◆ **What needs to be done**
Output all entries verbatim.

◆ **Recorded information**
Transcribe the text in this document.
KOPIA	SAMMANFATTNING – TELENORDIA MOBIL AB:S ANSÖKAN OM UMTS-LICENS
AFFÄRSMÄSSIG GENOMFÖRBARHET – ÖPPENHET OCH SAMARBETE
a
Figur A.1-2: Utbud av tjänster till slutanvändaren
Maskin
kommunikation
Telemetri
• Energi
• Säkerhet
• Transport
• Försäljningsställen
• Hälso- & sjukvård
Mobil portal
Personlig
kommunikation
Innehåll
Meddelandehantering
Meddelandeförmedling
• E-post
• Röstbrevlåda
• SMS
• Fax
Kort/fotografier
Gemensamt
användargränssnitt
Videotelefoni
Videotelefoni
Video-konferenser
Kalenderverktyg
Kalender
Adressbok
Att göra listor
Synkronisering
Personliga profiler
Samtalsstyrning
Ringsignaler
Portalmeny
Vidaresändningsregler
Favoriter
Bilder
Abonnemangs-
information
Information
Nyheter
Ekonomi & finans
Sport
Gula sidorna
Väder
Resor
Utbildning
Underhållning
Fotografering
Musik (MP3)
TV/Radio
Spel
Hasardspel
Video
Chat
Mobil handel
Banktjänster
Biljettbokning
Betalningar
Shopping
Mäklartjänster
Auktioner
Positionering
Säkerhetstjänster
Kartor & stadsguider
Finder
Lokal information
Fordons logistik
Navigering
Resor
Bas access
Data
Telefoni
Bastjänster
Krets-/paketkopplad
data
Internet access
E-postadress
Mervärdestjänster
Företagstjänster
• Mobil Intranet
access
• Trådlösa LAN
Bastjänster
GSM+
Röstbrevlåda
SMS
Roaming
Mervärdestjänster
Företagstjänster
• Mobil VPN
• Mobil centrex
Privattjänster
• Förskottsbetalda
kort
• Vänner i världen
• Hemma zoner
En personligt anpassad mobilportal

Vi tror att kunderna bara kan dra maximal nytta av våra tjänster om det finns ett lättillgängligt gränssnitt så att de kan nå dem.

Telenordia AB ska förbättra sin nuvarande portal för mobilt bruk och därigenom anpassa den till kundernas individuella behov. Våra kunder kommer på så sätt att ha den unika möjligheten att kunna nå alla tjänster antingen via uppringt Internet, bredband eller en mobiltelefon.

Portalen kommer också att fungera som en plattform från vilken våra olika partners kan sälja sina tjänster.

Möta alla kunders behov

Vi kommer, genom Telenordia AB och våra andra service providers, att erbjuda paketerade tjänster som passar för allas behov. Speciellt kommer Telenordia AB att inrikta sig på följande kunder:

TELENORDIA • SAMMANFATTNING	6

◆ **Answer section**
Transcribe the text in this document.
KOPIA	SAMMANFATTNING – TELENORDIA MOBIL AB:S ANSÖKAN OM UMTS-LICENS
AFFÄRSMÄSSIG GENOMFÖRBARHET – ÖPPENHET OCH SAMARBETE
a
Figur A.1-2: Utbud av tjänster till slutanvändaren
Maskin
kommunikation
Telemetri
• Energi
• Säkerhet
• Transport
• Försäljningsställen
• Hälso- & sjukvård
Mobil portal
Personlig
kommunikation
Innehåll
Meddelandehantering
Meddelandeförmedling
• E-post
• Röstbrevlåda
• SMS
• Fax
Kort/fotografier
Gemensamt
användargränssnitt
Videotelefoni
Videotelefoni
Video-konferenser
Kalenderverktyg
Kalender
Adressbok
Att göra listor
Synkronisering
Personliga profiler
Samtalsstyrning
Ringsignaler
Portalmeny
Vidaresändningsregler
Favoriter
Bilder
Abonnemangs-
information
Information
Nyheter
Ekonomi & finans
Sport
Gula sidorna
Väder
Resor
Utbildning
Underhållning
Fotografering
Musik (MP3)
TV/Radio
Spel
Hasardspel
Video
Chat
Mobil handel
Banktjänster
Biljettbokning
Betalningar
Shopping
Mäklartjänster
Auktioner
Positionering
Säkerhetstjänster
Kartor & stadsguider
Finder
Lokal information
Fordons logistik
Navigering
Resor
Bas access
Data
Telefoni
Bastjänster
Krets-/paketkopplad
data
Internet access
E-postadress
Mervärdestjänster
Företagstjänster
• Mobil Intranet
access
• Trådlösa LAN
Bastjänster
GSM+
Röstbrevlåda
SMS
Roaming
Mervärdestjänster
Företagstjänster
• Mobil VPN
• Mobil centrex
Privattjänster
• Förskottsbetalda
kort
• Vänner i världen
• Hemma zoner
En personligt anpassad mobilportal

Vi tror att kunderna bara kan dra maximal nytta av våra tjänster om det finns ett lättillgängligt gränssnitt så att de kan nå dem.

Telenordia AB ska förbättra sin nuvarande portal för mobilt bruk och därigenom anpassa den till kundernas individuella behov. Våra kunder kommer på så sätt att ha den unika möjligheten att kunna nå alla tjänster antingen via uppringt Internet, bredband eller en mobiltelefon.

Portalen kommer också att fungera som en plattform från vilken våra olika partners kan sälja sina tjänster.

Möta alla kunders behov

Vi kommer, genom Telenordia AB och våra andra service providers, att erbjuda paketerade tjänster som passar för allas behov. Speciellt kommer Telenordia AB att inrikta sig på följande kunder:

TELENORDIA • SAMMANFATTNING	6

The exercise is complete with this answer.